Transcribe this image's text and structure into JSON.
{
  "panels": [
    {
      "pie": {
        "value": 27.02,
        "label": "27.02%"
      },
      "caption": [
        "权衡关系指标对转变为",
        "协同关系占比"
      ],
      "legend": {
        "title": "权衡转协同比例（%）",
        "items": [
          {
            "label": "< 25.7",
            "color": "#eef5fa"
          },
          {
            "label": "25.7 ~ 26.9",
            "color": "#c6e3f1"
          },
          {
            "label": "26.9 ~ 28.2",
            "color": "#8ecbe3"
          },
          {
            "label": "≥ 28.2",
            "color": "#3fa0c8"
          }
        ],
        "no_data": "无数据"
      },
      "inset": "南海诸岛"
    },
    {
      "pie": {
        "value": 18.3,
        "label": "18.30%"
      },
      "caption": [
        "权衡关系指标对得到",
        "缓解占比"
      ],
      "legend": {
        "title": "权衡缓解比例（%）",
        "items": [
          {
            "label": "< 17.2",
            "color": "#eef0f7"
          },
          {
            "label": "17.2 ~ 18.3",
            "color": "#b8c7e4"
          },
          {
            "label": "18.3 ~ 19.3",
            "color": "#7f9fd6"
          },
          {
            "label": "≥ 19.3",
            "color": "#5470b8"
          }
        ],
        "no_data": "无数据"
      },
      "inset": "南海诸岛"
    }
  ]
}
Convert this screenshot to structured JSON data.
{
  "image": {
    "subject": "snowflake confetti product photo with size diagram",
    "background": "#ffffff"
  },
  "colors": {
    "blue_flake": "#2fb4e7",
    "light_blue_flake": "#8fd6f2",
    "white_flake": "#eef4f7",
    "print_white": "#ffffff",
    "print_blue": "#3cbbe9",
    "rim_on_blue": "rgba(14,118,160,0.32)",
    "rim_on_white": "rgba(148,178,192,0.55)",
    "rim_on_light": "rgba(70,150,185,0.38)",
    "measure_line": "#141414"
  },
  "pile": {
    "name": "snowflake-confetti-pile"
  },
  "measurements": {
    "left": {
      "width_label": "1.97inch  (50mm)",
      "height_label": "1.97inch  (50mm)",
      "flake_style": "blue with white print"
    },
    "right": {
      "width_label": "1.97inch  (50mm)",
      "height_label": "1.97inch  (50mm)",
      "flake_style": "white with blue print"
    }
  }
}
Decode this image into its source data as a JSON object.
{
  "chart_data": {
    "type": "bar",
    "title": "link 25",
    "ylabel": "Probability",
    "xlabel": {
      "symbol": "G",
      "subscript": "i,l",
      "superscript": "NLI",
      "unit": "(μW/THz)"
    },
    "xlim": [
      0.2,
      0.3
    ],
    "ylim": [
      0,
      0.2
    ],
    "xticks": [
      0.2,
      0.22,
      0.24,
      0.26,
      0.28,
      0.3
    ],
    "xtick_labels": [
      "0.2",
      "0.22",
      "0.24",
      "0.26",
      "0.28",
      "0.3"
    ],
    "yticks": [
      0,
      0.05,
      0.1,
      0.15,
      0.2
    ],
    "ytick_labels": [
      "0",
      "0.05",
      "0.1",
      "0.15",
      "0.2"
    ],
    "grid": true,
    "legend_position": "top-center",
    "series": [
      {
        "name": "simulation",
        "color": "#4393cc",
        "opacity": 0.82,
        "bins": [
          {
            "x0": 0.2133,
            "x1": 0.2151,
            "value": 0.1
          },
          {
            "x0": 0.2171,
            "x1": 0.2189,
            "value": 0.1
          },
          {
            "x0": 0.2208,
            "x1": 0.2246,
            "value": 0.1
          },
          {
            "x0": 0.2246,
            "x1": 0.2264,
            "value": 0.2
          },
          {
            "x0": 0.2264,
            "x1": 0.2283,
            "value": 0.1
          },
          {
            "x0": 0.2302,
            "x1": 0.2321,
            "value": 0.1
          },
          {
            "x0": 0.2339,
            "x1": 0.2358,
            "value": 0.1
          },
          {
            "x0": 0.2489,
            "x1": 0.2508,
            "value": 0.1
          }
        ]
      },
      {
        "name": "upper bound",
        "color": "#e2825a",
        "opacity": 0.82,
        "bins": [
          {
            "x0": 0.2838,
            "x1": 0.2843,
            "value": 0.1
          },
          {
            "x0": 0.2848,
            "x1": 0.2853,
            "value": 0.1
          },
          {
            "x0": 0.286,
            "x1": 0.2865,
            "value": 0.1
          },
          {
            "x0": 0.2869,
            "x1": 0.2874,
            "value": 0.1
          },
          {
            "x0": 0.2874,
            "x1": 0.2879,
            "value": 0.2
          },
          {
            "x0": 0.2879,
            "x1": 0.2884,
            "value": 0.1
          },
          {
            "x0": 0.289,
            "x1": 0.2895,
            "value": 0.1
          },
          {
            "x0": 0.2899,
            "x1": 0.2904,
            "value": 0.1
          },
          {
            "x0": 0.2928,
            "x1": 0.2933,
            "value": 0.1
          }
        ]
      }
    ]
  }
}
++++++++++++++++++++
What is asked:
Show the lines that mention the word "JSON".

Written answer:
Transcribe this image's text and structure into JSON.
Convert this screenshot to structured JSON data.
Decode this image into its source data as a JSON object.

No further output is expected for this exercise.